WRITTEN EXERCISE:
Lines containing the word "content" need to be counted. Please reply with how many there are, and nothing else.
━━━ ITEMS
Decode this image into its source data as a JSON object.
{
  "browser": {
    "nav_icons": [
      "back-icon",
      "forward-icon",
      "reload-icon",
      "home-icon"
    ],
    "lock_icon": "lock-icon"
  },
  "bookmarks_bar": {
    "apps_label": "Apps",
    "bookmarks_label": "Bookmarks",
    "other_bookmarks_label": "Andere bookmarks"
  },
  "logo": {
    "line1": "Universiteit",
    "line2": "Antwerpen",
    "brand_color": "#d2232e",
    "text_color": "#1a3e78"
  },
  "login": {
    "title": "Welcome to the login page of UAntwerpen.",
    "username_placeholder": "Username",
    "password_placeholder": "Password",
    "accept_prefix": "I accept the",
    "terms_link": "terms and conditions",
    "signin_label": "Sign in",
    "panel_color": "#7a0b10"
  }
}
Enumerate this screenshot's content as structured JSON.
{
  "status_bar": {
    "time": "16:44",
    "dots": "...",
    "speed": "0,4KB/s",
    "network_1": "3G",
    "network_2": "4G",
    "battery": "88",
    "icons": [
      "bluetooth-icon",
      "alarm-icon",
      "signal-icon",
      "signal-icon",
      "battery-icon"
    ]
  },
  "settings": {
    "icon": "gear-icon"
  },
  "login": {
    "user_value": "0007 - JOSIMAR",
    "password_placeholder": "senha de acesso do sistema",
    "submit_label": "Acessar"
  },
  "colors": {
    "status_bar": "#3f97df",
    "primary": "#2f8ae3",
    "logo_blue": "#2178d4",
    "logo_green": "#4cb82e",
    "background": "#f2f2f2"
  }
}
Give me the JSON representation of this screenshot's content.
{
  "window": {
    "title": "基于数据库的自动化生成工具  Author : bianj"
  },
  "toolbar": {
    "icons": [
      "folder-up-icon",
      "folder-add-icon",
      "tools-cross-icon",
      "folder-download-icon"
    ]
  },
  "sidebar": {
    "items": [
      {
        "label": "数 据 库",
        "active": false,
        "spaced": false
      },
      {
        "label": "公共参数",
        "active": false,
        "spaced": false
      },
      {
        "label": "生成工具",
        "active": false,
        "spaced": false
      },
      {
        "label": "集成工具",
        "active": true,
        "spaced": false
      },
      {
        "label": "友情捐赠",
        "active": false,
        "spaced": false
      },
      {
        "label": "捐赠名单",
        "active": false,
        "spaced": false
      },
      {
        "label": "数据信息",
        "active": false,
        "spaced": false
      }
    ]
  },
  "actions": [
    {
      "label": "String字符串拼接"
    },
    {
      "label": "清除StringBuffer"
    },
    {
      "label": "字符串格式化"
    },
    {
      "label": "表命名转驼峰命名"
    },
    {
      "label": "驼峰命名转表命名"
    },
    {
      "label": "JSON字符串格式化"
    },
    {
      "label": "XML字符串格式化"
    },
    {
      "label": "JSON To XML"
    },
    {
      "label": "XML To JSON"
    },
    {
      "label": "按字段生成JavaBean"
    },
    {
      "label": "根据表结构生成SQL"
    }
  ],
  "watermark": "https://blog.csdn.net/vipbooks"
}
━━━━━━
RESPONSE:
2